Collected data:
+ + + +

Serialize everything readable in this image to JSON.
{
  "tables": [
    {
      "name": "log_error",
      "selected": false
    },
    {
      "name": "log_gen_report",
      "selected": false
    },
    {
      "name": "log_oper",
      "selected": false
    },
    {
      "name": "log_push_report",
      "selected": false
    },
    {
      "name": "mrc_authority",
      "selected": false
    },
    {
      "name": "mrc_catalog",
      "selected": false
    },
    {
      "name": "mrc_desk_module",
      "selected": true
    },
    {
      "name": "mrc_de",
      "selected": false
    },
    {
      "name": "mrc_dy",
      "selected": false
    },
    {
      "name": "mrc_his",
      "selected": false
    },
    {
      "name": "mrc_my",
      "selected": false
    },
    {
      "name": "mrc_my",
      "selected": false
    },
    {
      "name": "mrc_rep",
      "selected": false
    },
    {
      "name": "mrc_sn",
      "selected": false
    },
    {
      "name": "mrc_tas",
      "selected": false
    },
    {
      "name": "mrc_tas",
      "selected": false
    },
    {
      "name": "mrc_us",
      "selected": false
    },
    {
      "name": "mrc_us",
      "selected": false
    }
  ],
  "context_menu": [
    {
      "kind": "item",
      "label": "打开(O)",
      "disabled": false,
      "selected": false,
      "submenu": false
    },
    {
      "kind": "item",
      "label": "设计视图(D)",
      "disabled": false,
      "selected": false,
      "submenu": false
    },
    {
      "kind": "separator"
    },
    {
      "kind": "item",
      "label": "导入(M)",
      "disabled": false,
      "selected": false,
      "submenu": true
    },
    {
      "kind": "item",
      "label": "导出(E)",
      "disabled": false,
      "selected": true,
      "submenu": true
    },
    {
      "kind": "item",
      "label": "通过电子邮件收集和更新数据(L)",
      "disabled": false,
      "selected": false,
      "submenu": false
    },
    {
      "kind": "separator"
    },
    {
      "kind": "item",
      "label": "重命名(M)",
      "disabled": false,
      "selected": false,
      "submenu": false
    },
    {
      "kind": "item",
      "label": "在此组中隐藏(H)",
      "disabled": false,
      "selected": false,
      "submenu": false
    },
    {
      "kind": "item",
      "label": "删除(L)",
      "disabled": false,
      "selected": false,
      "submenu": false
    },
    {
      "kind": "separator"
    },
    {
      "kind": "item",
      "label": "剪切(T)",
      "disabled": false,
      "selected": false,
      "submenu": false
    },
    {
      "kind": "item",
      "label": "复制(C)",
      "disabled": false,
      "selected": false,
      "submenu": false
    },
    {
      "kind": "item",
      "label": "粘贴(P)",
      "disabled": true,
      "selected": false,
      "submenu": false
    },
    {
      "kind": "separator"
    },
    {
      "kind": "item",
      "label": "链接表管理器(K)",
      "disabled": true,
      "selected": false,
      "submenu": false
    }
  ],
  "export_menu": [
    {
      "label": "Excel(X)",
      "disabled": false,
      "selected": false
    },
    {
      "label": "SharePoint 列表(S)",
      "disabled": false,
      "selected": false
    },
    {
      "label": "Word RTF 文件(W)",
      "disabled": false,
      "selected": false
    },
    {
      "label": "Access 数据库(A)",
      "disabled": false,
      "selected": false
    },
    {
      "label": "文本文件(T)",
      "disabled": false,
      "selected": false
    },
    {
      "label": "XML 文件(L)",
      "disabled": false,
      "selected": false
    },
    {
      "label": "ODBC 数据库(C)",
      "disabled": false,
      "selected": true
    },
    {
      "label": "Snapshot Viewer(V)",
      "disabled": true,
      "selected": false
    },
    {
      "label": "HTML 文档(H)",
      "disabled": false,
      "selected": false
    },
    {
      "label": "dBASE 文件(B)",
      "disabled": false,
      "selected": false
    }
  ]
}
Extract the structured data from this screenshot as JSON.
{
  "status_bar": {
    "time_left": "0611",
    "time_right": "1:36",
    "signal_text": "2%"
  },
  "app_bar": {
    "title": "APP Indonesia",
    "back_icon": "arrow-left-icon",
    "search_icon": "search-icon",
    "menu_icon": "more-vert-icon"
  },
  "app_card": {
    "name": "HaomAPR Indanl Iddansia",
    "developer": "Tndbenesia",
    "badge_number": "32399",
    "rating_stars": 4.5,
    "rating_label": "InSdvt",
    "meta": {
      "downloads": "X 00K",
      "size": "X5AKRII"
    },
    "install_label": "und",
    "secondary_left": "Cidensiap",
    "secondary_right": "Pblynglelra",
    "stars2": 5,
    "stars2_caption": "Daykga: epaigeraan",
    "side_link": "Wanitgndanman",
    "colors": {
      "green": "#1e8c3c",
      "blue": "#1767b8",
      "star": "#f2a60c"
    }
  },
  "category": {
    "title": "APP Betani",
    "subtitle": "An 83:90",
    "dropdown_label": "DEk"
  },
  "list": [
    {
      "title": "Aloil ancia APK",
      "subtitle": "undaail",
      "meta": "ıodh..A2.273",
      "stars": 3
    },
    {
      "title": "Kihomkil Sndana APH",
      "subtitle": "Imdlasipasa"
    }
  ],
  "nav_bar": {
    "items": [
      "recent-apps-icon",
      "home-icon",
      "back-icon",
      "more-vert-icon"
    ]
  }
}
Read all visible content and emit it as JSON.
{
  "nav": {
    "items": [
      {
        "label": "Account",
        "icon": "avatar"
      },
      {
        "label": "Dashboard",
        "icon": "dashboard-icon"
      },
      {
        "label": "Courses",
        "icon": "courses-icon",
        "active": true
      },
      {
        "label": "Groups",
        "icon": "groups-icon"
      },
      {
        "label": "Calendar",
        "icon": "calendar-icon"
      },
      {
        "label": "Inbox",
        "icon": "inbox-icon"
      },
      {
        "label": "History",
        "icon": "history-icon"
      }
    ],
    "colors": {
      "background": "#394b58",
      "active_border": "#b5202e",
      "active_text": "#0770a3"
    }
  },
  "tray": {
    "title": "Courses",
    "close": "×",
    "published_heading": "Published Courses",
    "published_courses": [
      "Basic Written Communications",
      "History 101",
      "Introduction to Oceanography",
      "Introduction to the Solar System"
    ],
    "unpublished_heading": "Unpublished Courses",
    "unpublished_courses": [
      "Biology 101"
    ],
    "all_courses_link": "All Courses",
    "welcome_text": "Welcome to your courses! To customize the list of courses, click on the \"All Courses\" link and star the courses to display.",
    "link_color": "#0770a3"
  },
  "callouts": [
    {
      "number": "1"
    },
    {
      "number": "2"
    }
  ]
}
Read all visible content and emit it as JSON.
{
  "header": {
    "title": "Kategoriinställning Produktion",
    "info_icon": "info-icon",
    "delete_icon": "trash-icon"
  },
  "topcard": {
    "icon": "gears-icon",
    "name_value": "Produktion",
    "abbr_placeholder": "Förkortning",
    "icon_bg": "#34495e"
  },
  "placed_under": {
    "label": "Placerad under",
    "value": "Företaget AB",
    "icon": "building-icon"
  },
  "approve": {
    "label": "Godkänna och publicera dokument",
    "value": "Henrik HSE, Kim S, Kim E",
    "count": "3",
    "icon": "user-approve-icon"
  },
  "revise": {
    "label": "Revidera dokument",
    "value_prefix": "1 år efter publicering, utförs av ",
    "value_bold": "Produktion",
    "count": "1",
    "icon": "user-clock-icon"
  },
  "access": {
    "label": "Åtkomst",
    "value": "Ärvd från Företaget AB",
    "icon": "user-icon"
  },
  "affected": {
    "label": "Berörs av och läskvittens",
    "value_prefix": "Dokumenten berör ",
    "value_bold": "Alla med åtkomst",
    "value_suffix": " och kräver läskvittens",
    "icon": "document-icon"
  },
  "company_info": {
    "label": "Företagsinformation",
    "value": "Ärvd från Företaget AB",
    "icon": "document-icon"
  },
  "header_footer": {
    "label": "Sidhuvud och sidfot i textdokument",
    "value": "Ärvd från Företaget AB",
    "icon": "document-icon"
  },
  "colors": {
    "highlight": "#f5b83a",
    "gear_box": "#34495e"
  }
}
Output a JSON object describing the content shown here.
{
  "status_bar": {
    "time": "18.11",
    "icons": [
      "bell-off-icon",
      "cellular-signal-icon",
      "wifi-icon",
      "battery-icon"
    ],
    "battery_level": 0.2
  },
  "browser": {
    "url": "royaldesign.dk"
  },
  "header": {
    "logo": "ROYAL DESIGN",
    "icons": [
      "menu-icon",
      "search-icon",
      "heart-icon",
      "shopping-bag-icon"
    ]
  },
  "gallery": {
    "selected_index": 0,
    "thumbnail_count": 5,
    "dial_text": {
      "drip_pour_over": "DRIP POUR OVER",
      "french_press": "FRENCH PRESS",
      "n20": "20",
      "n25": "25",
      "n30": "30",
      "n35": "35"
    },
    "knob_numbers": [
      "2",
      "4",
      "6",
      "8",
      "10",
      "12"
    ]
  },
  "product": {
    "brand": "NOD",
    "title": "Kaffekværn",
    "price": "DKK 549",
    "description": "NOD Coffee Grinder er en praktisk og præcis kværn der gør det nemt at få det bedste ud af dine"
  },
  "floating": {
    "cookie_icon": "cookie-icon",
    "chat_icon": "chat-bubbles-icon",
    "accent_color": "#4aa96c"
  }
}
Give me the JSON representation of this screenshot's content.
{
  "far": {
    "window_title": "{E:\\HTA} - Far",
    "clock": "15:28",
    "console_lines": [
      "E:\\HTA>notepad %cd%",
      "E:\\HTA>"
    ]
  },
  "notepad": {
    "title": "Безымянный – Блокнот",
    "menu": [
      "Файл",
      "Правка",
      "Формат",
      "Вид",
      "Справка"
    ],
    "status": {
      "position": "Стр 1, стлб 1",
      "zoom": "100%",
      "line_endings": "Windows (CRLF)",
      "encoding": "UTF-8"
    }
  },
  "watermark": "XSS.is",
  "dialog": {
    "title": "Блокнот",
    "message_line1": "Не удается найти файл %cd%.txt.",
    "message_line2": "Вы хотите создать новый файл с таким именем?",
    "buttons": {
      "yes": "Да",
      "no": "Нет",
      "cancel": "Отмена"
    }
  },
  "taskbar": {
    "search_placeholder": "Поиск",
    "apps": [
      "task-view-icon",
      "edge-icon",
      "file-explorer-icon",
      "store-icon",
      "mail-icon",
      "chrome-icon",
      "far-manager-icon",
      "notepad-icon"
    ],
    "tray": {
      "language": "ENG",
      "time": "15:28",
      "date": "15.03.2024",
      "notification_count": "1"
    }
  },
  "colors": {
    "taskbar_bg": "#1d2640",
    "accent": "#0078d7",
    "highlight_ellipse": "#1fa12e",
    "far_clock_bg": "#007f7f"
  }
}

+ + + +

### [WRITTEN EXERCISE]
Pull out all lines from the entries above in which the word "screenshot" appears.

### [FINISHED EXERCISE]
Extract the structured data from this screenshot as JSON.
Give me the JSON representation of this screenshot's content.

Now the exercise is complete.